Figure record extracts:
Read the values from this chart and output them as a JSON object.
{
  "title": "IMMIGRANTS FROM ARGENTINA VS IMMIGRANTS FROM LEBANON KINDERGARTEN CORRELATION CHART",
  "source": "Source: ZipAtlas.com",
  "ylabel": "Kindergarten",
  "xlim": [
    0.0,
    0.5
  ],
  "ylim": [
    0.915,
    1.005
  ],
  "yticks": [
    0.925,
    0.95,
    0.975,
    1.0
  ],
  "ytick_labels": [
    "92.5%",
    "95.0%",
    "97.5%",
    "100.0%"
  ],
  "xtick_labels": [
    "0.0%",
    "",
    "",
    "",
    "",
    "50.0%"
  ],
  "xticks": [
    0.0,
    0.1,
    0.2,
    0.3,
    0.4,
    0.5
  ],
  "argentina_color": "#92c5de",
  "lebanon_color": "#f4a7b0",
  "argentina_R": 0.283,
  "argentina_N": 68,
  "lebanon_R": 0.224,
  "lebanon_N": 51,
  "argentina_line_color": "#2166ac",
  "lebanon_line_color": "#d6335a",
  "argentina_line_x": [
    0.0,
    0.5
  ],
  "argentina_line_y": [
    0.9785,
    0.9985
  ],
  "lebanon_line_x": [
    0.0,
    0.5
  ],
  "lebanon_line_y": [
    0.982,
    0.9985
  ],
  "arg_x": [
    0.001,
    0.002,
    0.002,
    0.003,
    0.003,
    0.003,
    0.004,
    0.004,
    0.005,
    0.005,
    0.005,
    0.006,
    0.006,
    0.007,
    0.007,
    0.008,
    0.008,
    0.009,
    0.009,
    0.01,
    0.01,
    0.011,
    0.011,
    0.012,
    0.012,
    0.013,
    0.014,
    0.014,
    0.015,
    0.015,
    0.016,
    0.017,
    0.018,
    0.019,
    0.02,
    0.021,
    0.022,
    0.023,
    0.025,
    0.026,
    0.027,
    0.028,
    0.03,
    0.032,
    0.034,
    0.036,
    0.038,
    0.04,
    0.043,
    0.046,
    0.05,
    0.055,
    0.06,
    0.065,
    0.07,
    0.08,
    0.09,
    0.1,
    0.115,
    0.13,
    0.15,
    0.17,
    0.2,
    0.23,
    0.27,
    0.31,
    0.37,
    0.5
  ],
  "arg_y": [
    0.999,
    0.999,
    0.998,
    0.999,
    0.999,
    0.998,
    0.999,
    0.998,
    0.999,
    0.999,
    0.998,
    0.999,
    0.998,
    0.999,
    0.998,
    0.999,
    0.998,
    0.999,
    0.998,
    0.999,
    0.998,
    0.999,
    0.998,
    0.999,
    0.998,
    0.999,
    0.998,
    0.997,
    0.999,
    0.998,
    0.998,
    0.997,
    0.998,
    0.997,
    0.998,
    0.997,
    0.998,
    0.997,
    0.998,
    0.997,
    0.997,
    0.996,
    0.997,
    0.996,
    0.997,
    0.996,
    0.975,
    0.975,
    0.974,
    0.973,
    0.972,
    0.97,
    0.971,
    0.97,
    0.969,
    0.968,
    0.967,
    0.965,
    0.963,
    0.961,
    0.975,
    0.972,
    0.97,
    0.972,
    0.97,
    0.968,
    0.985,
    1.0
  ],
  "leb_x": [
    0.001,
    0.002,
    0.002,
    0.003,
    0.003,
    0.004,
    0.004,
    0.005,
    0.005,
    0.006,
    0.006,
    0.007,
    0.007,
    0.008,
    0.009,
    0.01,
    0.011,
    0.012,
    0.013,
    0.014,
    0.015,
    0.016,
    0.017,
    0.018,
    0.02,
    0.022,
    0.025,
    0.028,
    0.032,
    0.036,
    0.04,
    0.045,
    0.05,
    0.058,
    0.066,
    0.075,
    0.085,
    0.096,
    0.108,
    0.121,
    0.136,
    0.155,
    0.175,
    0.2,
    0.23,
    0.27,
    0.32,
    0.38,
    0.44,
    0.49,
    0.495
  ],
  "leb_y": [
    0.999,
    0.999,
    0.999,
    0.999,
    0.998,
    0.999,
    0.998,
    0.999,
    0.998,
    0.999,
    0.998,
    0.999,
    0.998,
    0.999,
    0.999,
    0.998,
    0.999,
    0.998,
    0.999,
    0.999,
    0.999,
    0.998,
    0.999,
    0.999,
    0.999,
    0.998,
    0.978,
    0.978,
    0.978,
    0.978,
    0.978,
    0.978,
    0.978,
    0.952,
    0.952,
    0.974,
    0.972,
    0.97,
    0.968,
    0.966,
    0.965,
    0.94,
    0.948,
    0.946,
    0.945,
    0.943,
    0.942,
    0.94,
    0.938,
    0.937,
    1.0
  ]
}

• **Exercise brief**: Go through the listing and print each line exactly as it appears.

• **Result of the exercise**:
Read the values from this chart and output them as a JSON object.
{
  "title": "IMMIGRANTS FROM ARGENTINA VS IMMIGRANTS FROM LEBANON KINDERGARTEN CORRELATION CHART",
  "source": "Source: ZipAtlas.com",
  "ylabel": "Kindergarten",
  "xlim": [
    0.0,
    0.5
  ],
  "ylim": [
    0.915,
    1.005
  ],
  "yticks": [
    0.925,
    0.95,
    0.975,
    1.0
  ],
  "ytick_labels": [
    "92.5%",
    "95.0%",
    "97.5%",
    "100.0%"
  ],
  "xtick_labels": [
    "0.0%",
    "",
    "",
    "",
    "",
    "50.0%"
  ],
  "xticks": [
    0.0,
    0.1,
    0.2,
    0.3,
    0.4,
    0.5
  ],
  "argentina_color": "#92c5de",
  "lebanon_color": "#f4a7b0",
  "argentina_R": 0.283,
  "argentina_N": 68,
  "lebanon_R": 0.224,
  "lebanon_N": 51,
  "argentina_line_color": "#2166ac",
  "lebanon_line_color": "#d6335a",
  "argentina_line_x": [
    0.0,
    0.5
  ],
  "argentina_line_y": [
    0.9785,
    0.9985
  ],
  "lebanon_line_x": [
    0.0,
    0.5
  ],
  "lebanon_line_y": [
    0.982,
    0.9985
  ],
  "arg_x": [
    0.001,
    0.002,
    0.002,
    0.003,
    0.003,
    0.003,
    0.004,
    0.004,
    0.005,
    0.005,
    0.005,
    0.006,
    0.006,
    0.007,
    0.007,
    0.008,
    0.008,
    0.009,
    0.009,
    0.01,
    0.01,
    0.011,
    0.011,
    0.012,
    0.012,
    0.013,
    0.014,
    0.014,
    0.015,
    0.015,
    0.016,
    0.017,
    0.018,
    0.019,
    0.02,
    0.021,
    0.022,
    0.023,
    0.025,
    0.026,
    0.027,
    0.028,
    0.03,
    0.032,
    0.034,
    0.036,
    0.038,
    0.04,
    0.043,
    0.046,
    0.05,
    0.055,
    0.06,
    0.065,
    0.07,
    0.08,
    0.09,
    0.1,
    0.115,
    0.13,
    0.15,
    0.17,
    0.2,
    0.23,
    0.27,
    0.31,
    0.37,
    0.5
  ],
  "arg_y": [
    0.999,
    0.999,
    0.998,
    0.999,
    0.999,
    0.998,
    0.999,
    0.998,
    0.999,
    0.999,
    0.998,
    0.999,
    0.998,
    0.999,
    0.998,
    0.999,
    0.998,
    0.999,
    0.998,
    0.999,
    0.998,
    0.999,
    0.998,
    0.999,
    0.998,
    0.999,
    0.998,
    0.997,
    0.999,
    0.998,
    0.998,
    0.997,
    0.998,
    0.997,
    0.998,
    0.997,
    0.998,
    0.997,
    0.998,
    0.997,
    0.997,
    0.996,
    0.997,
    0.996,
    0.997,
    0.996,
    0.975,
    0.975,
    0.974,
    0.973,
    0.972,
    0.97,
    0.971,
    0.97,
    0.969,
    0.968,
    0.967,
    0.965,
    0.963,
    0.961,
    0.975,
    0.972,
    0.97,
    0.972,
    0.97,
    0.968,
    0.985,
    1.0
  ],
  "leb_x": [
    0.001,
    0.002,
    0.002,
    0.003,
    0.003,
    0.004,
    0.004,
    0.005,
    0.005,
    0.006,
    0.006,
    0.007,
    0.007,
    0.008,
    0.009,
    0.01,
    0.011,
    0.012,
    0.013,
    0.014,
    0.015,
    0.016,
    0.017,
    0.018,
    0.02,
    0.022,
    0.025,
    0.028,
    0.032,
    0.036,
    0.04,
    0.045,
    0.05,
    0.058,
    0.066,
    0.075,
    0.085,
    0.096,
    0.108,
    0.121,
    0.136,
    0.155,
    0.175,
    0.2,
    0.23,
    0.27,
    0.32,
    0.38,
    0.44,
    0.49,
    0.495
  ],
  "leb_y": [
    0.999,
    0.999,
    0.999,
    0.999,
    0.998,
    0.999,
    0.998,
    0.999,
    0.998,
    0.999,
    0.998,
    0.999,
    0.998,
    0.999,
    0.999,
    0.998,
    0.999,
    0.998,
    0.999,
    0.999,
    0.999,
    0.998,
    0.999,
    0.999,
    0.999,
    0.998,
    0.978,
    0.978,
    0.978,
    0.978,
    0.978,
    0.978,
    0.978,
    0.952,
    0.952,
    0.974,
    0.972,
    0.97,
    0.968,
    0.966,
    0.965,
    0.94,
    0.948,
    0.946,
    0.945,
    0.943,
    0.942,
    0.94,
    0.938,
    0.937,
    1.0
  ]
}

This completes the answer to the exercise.